Task data:
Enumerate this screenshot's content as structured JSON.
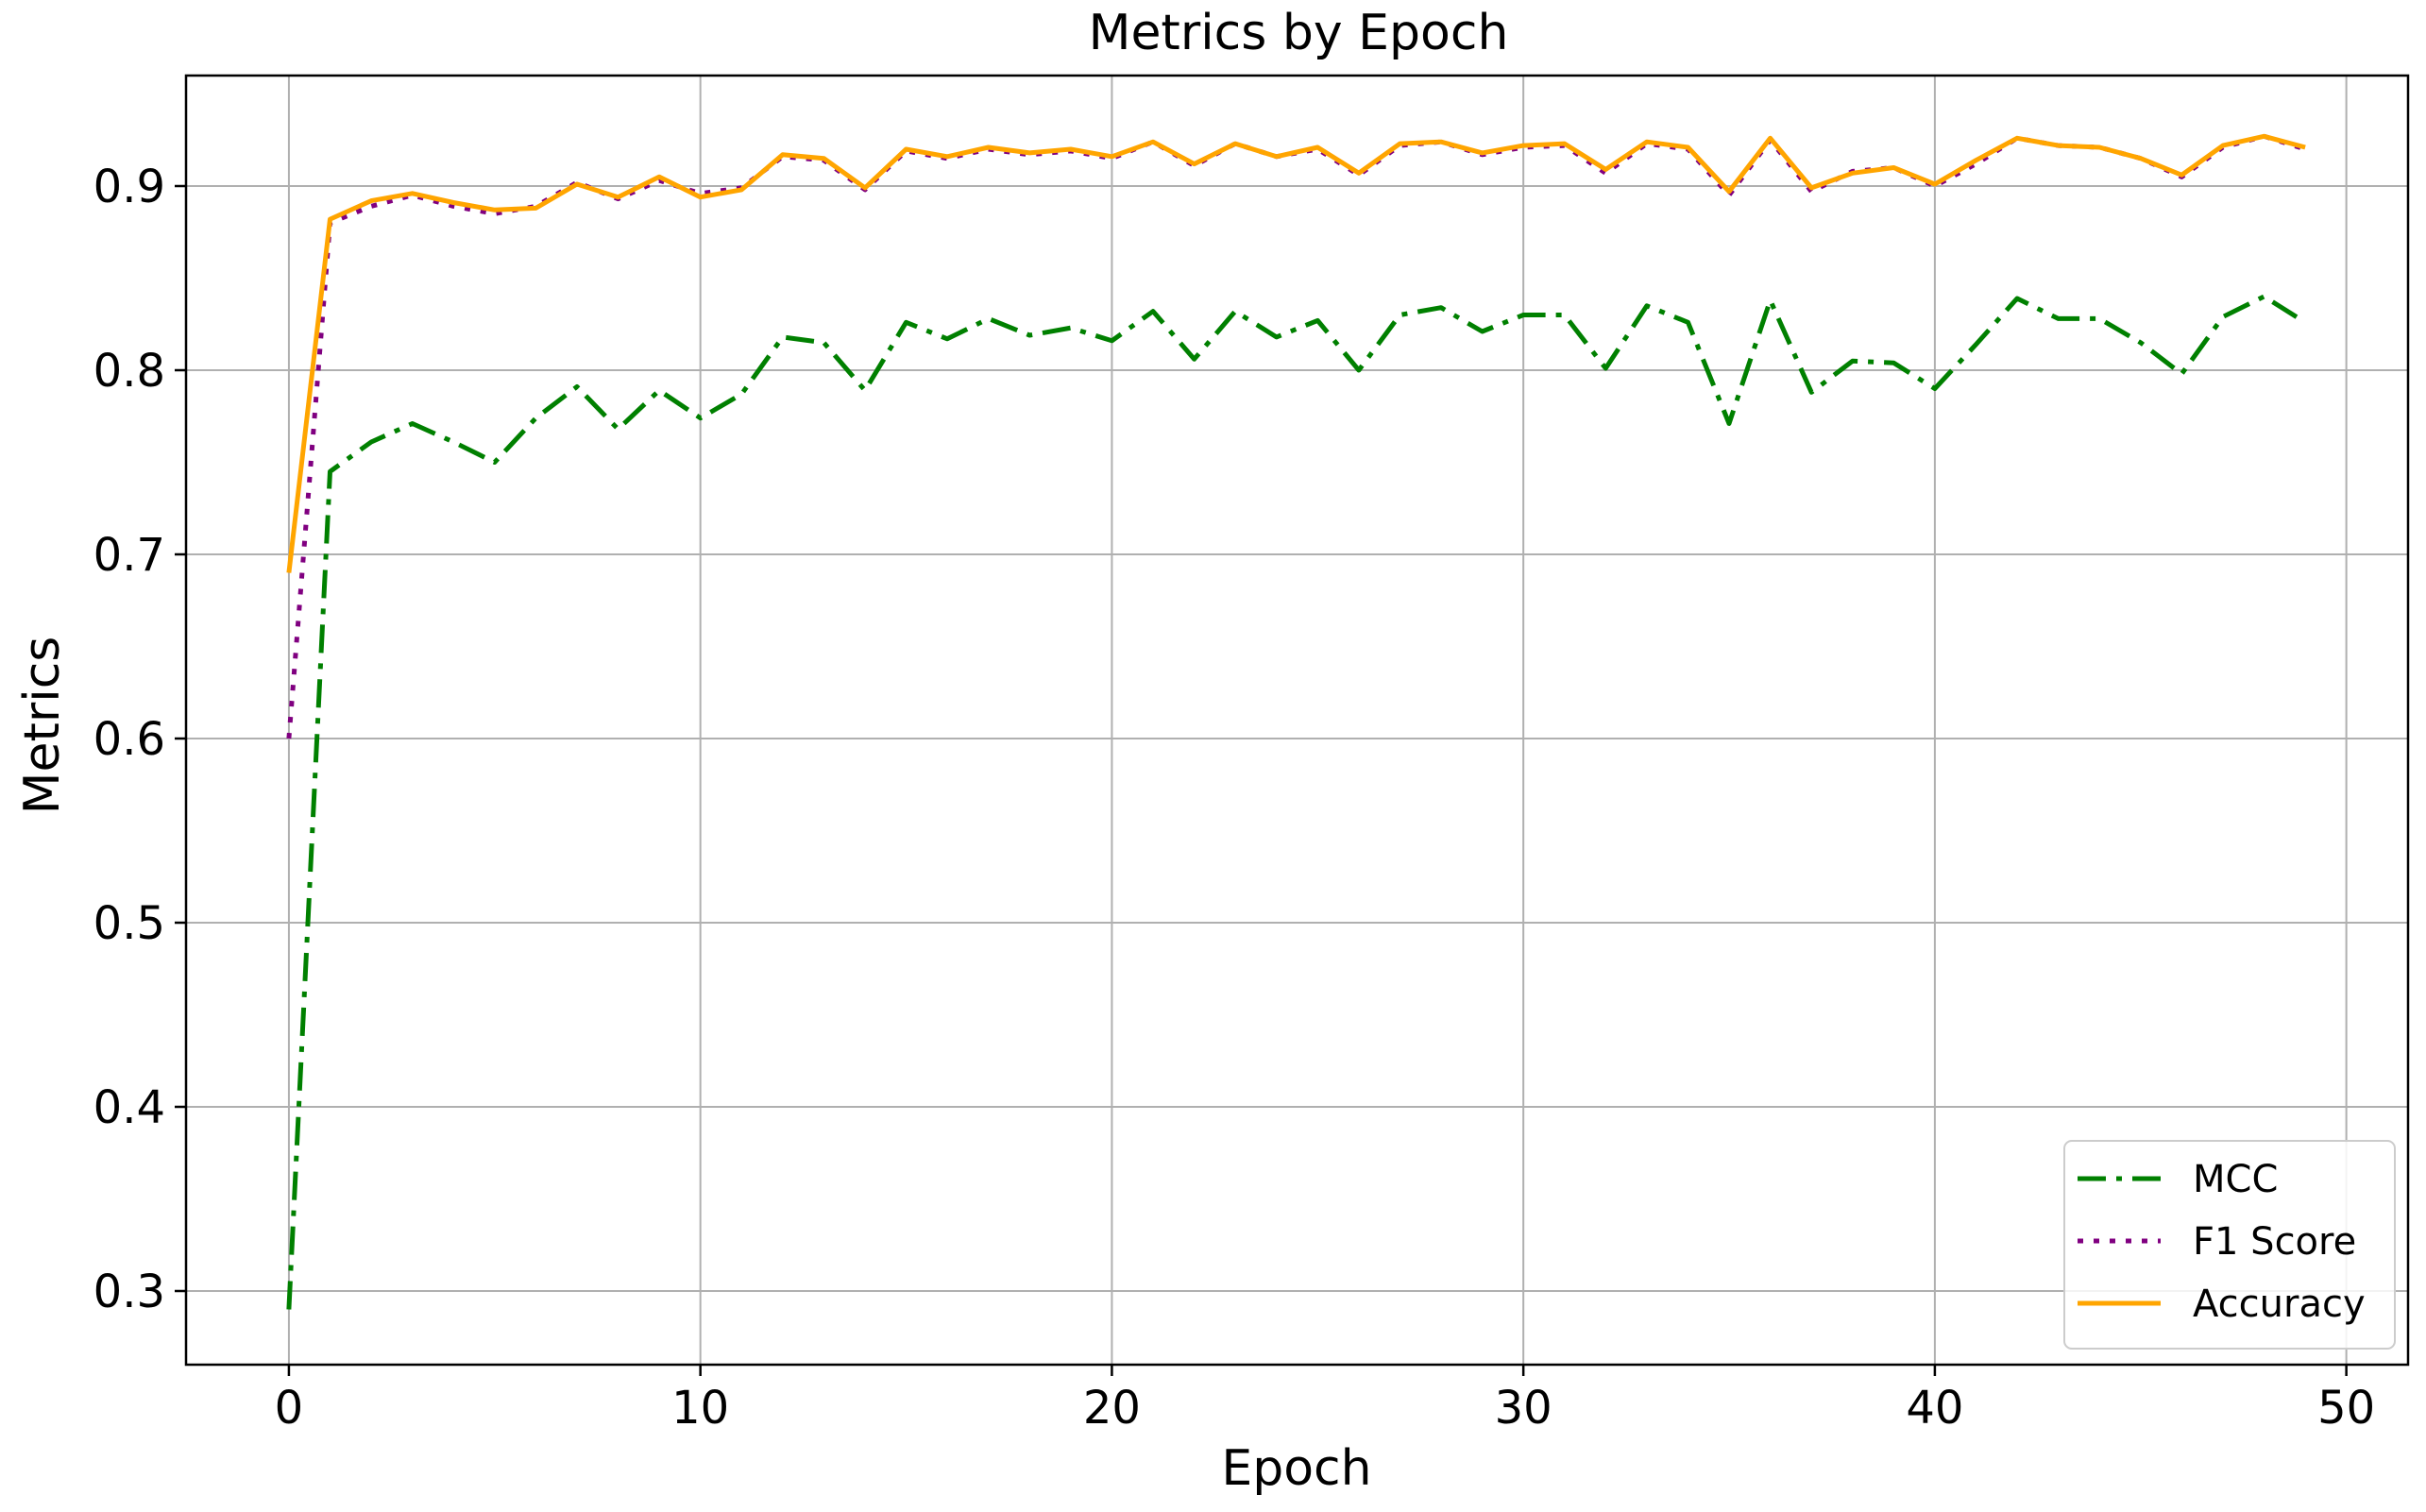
{
  "chart_data": {
    "type": "line",
    "title": "Metrics by Epoch",
    "xlabel": "Epoch",
    "ylabel": "Metrics",
    "xlim": [
      -2.5,
      51.5
    ],
    "ylim": [
      0.26,
      0.96
    ],
    "xticks": [
      0,
      10,
      20,
      30,
      40,
      50
    ],
    "yticks": [
      0.3,
      0.4,
      0.5,
      0.6,
      0.7,
      0.8,
      0.9
    ],
    "xtick_labels": [
      "0",
      "10",
      "20",
      "30",
      "40",
      "50"
    ],
    "ytick_labels": [
      "0.3",
      "0.4",
      "0.5",
      "0.6",
      "0.7",
      "0.8",
      "0.9"
    ],
    "grid": true,
    "legend_position": "lower-right",
    "x": [
      0,
      1,
      2,
      3,
      4,
      5,
      6,
      7,
      8,
      9,
      10,
      11,
      12,
      13,
      14,
      15,
      16,
      17,
      18,
      19,
      20,
      21,
      22,
      23,
      24,
      25,
      26,
      27,
      28,
      29,
      30,
      31,
      32,
      33,
      34,
      35,
      36,
      37,
      38,
      39,
      40,
      41,
      42,
      43,
      44,
      45,
      46,
      47,
      48,
      49
    ],
    "series": [
      {
        "name": "MCC",
        "color": "#008000",
        "dash": "dashdot",
        "values": [
          0.29,
          0.745,
          0.761,
          0.771,
          0.761,
          0.75,
          0.774,
          0.791,
          0.768,
          0.789,
          0.774,
          0.787,
          0.818,
          0.815,
          0.789,
          0.826,
          0.817,
          0.828,
          0.819,
          0.823,
          0.816,
          0.832,
          0.806,
          0.832,
          0.818,
          0.827,
          0.8,
          0.83,
          0.834,
          0.821,
          0.83,
          0.83,
          0.801,
          0.835,
          0.826,
          0.771,
          0.838,
          0.788,
          0.805,
          0.804,
          0.79,
          0.814,
          0.839,
          0.828,
          0.828,
          0.815,
          0.798,
          0.829,
          0.84,
          0.826
        ]
      },
      {
        "name": "F1 Score",
        "color": "#800080",
        "dash": "dotted",
        "values": [
          0.6,
          0.88,
          0.889,
          0.895,
          0.889,
          0.885,
          0.889,
          0.902,
          0.893,
          0.903,
          0.896,
          0.899,
          0.916,
          0.914,
          0.898,
          0.919,
          0.915,
          0.92,
          0.917,
          0.919,
          0.915,
          0.924,
          0.911,
          0.923,
          0.916,
          0.92,
          0.906,
          0.922,
          0.924,
          0.917,
          0.921,
          0.922,
          0.907,
          0.923,
          0.92,
          0.895,
          0.925,
          0.897,
          0.908,
          0.91,
          0.9,
          0.912,
          0.926,
          0.922,
          0.921,
          0.915,
          0.905,
          0.921,
          0.927,
          0.92
        ]
      },
      {
        "name": "Accuracy",
        "color": "#FFA500",
        "dash": "solid",
        "values": [
          0.69,
          0.882,
          0.892,
          0.896,
          0.891,
          0.887,
          0.888,
          0.901,
          0.894,
          0.905,
          0.894,
          0.898,
          0.917,
          0.915,
          0.899,
          0.92,
          0.916,
          0.921,
          0.918,
          0.92,
          0.916,
          0.924,
          0.912,
          0.923,
          0.916,
          0.921,
          0.907,
          0.923,
          0.924,
          0.918,
          0.922,
          0.923,
          0.909,
          0.924,
          0.921,
          0.897,
          0.926,
          0.899,
          0.907,
          0.91,
          0.901,
          0.914,
          0.926,
          0.922,
          0.921,
          0.915,
          0.906,
          0.922,
          0.927,
          0.921
        ]
      }
    ]
  }
}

Written instruction:
The records shown above are to be repeated exactly, with the pictures left out.

Response to this task:
Enumerate this screenshot's content as structured JSON.
{
  "chart_data": {
    "type": "line",
    "title": "Metrics by Epoch",
    "xlabel": "Epoch",
    "ylabel": "Metrics",
    "xlim": [
      -2.5,
      51.5
    ],
    "ylim": [
      0.26,
      0.96
    ],
    "xticks": [
      0,
      10,
      20,
      30,
      40,
      50
    ],
    "yticks": [
      0.3,
      0.4,
      0.5,
      0.6,
      0.7,
      0.8,
      0.9
    ],
    "xtick_labels": [
      "0",
      "10",
      "20",
      "30",
      "40",
      "50"
    ],
    "ytick_labels": [
      "0.3",
      "0.4",
      "0.5",
      "0.6",
      "0.7",
      "0.8",
      "0.9"
    ],
    "grid": true,
    "legend_position": "lower-right",
    "x": [
      0,
      1,
      2,
      3,
      4,
      5,
      6,
      7,
      8,
      9,
      10,
      11,
      12,
      13,
      14,
      15,
      16,
      17,
      18,
      19,
      20,
      21,
      22,
      23,
      24,
      25,
      26,
      27,
      28,
      29,
      30,
      31,
      32,
      33,
      34,
      35,
      36,
      37,
      38,
      39,
      40,
      41,
      42,
      43,
      44,
      45,
      46,
      47,
      48,
      49
    ],
    "series": [
      {
        "name": "MCC",
        "color": "#008000",
        "dash": "dashdot",
        "values": [
          0.29,
          0.745,
          0.761,
          0.771,
          0.761,
          0.75,
          0.774,
          0.791,
          0.768,
          0.789,
          0.774,
          0.787,
          0.818,
          0.815,
          0.789,
          0.826,
          0.817,
          0.828,
          0.819,
          0.823,
          0.816,
          0.832,
          0.806,
          0.832,
          0.818,
          0.827,
          0.8,
          0.83,
          0.834,
          0.821,
          0.83,
          0.83,
          0.801,
          0.835,
          0.826,
          0.771,
          0.838,
          0.788,
          0.805,
          0.804,
          0.79,
          0.814,
          0.839,
          0.828,
          0.828,
          0.815,
          0.798,
          0.829,
          0.84,
          0.826
        ]
      },
      {
        "name": "F1 Score",
        "color": "#800080",
        "dash": "dotted",
        "values": [
          0.6,
          0.88,
          0.889,
          0.895,
          0.889,
          0.885,
          0.889,
          0.902,
          0.893,
          0.903,
          0.896,
          0.899,
          0.916,
          0.914,
          0.898,
          0.919,
          0.915,
          0.92,
          0.917,
          0.919,
          0.915,
          0.924,
          0.911,
          0.923,
          0.916,
          0.92,
          0.906,
          0.922,
          0.924,
          0.917,
          0.921,
          0.922,
          0.907,
          0.923,
          0.92,
          0.895,
          0.925,
          0.897,
          0.908,
          0.91,
          0.9,
          0.912,
          0.926,
          0.922,
          0.921,
          0.915,
          0.905,
          0.921,
          0.927,
          0.92
        ]
      },
      {
        "name": "Accuracy",
        "color": "#FFA500",
        "dash": "solid",
        "values": [
          0.69,
          0.882,
          0.892,
          0.896,
          0.891,
          0.887,
          0.888,
          0.901,
          0.894,
          0.905,
          0.894,
          0.898,
          0.917,
          0.915,
          0.899,
          0.92,
          0.916,
          0.921,
          0.918,
          0.92,
          0.916,
          0.924,
          0.912,
          0.923,
          0.916,
          0.921,
          0.907,
          0.923,
          0.924,
          0.918,
          0.922,
          0.923,
          0.909,
          0.924,
          0.921,
          0.897,
          0.926,
          0.899,
          0.907,
          0.91,
          0.901,
          0.914,
          0.926,
          0.922,
          0.921,
          0.915,
          0.906,
          0.922,
          0.927,
          0.921
        ]
      }
    ]
  }
}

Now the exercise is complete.